"""

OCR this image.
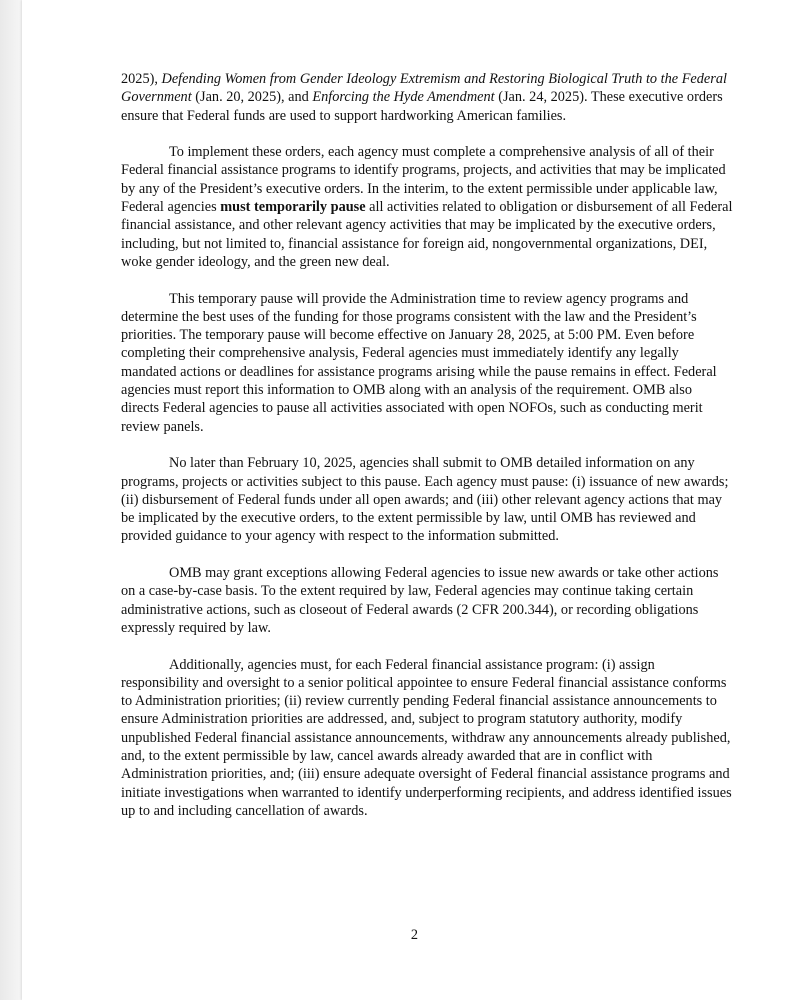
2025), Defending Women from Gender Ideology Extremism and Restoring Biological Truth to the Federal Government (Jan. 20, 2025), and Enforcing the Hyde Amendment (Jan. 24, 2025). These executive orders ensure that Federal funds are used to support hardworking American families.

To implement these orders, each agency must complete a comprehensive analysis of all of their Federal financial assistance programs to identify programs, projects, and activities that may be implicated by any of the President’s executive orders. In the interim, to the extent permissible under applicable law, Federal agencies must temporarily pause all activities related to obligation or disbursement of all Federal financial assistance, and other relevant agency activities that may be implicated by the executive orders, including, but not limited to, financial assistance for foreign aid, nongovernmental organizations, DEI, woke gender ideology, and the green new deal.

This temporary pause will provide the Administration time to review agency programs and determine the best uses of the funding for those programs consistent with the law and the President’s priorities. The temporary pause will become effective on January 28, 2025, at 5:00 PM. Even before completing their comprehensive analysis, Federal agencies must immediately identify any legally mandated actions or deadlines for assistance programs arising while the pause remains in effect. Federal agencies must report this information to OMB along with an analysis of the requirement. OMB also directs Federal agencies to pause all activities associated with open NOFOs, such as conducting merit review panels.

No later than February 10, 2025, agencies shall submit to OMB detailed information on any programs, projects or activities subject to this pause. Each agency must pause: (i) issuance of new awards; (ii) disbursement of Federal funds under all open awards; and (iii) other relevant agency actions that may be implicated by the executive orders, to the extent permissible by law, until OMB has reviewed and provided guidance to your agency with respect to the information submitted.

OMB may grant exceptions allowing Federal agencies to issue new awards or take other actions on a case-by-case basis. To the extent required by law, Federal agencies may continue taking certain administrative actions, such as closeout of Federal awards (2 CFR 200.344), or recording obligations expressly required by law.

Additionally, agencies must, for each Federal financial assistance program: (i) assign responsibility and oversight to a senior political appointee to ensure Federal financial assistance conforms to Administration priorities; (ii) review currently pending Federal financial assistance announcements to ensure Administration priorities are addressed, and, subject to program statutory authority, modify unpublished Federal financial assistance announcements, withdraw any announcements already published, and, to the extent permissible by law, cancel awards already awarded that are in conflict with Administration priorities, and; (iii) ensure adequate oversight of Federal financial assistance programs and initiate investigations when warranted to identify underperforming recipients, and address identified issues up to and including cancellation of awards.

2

"""

Collect every line with the string "ensure" from the records, and copy each.

Answer for the task —
2025), Defending Women from Gender Ideology Extremism and Restoring Biological Truth to the Federal Government (Jan. 20, 2025), and Enforcing the Hyde Amendment (Jan. 24, 2025). These executive orders ensure that Federal funds are used to support hardworking American families.
Additionally, agencies must, for each Federal financial assistance program: (i) assign responsibility and oversight to a senior political appointee to ensure Federal financial assistance conforms to Administration priorities; (ii) review currently pending Federal financial assistance announcements to ensure Administration priorities are addressed, and, subject to program statutory authority, modify unpublished Federal financial assistance announcements, withdraw any announcements already published, and, to the extent permissible by law, cancel awards already awarded that are in conflict with Administration priorities, and; (iii) ensure adequate oversight of Federal financial assistance programs and initiate investigations when warranted to identify underperforming recipients, and address identified issues up to and including cancellation of awards.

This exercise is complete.